- _TASK DESCRIPTION_:
Return the whole listing, keeping every character the same.

+ + + +

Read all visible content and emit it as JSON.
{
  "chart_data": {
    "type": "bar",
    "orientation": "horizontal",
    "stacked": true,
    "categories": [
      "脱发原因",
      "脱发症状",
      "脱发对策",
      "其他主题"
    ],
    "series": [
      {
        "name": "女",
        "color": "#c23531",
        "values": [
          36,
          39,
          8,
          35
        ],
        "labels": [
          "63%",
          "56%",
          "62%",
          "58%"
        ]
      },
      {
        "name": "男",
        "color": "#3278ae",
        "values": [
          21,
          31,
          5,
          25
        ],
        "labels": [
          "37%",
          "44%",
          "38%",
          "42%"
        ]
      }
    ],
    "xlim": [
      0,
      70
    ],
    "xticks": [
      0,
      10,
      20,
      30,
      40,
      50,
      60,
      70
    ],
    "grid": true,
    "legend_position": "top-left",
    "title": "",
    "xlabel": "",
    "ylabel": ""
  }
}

+ + + +

- _RESULT BELOW_:
Read all visible content and emit it as JSON.
{
  "chart_data": {
    "type": "bar",
    "orientation": "horizontal",
    "stacked": true,
    "categories": [
      "脱发原因",
      "脱发症状",
      "脱发对策",
      "其他主题"
    ],
    "series": [
      {
        "name": "女",
        "color": "#c23531",
        "values": [
          36,
          39,
          8,
          35
        ],
        "labels": [
          "63%",
          "56%",
          "62%",
          "58%"
        ]
      },
      {
        "name": "男",
        "color": "#3278ae",
        "values": [
          21,
          31,
          5,
          25
        ],
        "labels": [
          "37%",
          "44%",
          "38%",
          "42%"
        ]
      }
    ],
    "xlim": [
      0,
      70
    ],
    "xticks": [
      0,
      10,
      20,
      30,
      40,
      50,
      60,
      70
    ],
    "grid": true,
    "legend_position": "top-left",
    "title": "",
    "xlabel": "",
    "ylabel": ""
  }
}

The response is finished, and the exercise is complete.